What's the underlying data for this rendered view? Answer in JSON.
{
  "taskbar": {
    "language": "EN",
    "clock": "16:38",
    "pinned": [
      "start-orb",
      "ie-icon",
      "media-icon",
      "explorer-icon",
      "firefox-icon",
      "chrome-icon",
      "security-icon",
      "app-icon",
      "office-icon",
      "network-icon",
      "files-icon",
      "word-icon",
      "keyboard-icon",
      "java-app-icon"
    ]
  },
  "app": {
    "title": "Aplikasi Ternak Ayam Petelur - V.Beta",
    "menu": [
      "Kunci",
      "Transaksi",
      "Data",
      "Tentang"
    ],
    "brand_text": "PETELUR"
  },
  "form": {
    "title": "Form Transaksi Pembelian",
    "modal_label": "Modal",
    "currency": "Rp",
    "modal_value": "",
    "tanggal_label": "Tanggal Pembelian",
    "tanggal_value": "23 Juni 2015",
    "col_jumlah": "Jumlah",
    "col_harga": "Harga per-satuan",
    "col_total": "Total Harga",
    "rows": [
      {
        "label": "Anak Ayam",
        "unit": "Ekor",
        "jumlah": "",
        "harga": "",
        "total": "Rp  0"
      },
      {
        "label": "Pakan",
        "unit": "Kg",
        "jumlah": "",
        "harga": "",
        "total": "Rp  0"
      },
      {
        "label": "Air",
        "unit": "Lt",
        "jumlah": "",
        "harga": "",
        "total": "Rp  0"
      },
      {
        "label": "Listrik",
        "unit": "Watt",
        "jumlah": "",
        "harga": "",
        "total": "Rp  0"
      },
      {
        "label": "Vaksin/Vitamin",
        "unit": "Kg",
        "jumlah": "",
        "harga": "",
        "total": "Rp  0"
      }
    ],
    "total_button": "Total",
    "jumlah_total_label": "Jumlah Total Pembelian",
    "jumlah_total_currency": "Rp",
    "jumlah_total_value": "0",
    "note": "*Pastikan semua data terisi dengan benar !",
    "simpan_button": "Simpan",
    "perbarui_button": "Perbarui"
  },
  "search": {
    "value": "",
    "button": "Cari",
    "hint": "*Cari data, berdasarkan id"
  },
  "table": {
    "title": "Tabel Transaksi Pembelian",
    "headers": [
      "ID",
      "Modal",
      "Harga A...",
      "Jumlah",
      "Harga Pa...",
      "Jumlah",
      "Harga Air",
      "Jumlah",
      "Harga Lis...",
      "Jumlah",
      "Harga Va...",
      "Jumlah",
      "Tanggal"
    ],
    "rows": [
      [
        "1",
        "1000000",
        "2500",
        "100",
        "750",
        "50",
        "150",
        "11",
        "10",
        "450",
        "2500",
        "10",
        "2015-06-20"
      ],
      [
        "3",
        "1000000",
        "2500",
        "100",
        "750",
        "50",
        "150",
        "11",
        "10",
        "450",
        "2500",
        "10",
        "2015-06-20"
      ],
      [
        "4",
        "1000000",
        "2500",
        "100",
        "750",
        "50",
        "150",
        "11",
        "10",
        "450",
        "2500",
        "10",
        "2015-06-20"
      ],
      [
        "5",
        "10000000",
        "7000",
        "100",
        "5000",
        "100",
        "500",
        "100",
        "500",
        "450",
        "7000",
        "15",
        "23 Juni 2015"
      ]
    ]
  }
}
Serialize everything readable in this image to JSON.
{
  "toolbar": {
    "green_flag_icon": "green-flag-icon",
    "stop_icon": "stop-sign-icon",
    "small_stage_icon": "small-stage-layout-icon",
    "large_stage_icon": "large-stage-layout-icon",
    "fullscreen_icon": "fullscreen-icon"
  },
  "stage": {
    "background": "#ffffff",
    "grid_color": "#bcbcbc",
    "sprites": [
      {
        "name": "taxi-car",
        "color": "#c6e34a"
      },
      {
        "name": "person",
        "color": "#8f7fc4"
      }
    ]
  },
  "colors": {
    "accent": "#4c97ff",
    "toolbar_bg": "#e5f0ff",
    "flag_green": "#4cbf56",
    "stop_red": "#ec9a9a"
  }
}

TASK REQUIREMENTS. Tally up how many lines in the preceding listing contain the word "title". Give nothing but the number.

ANSWER TO THIS TASK. 3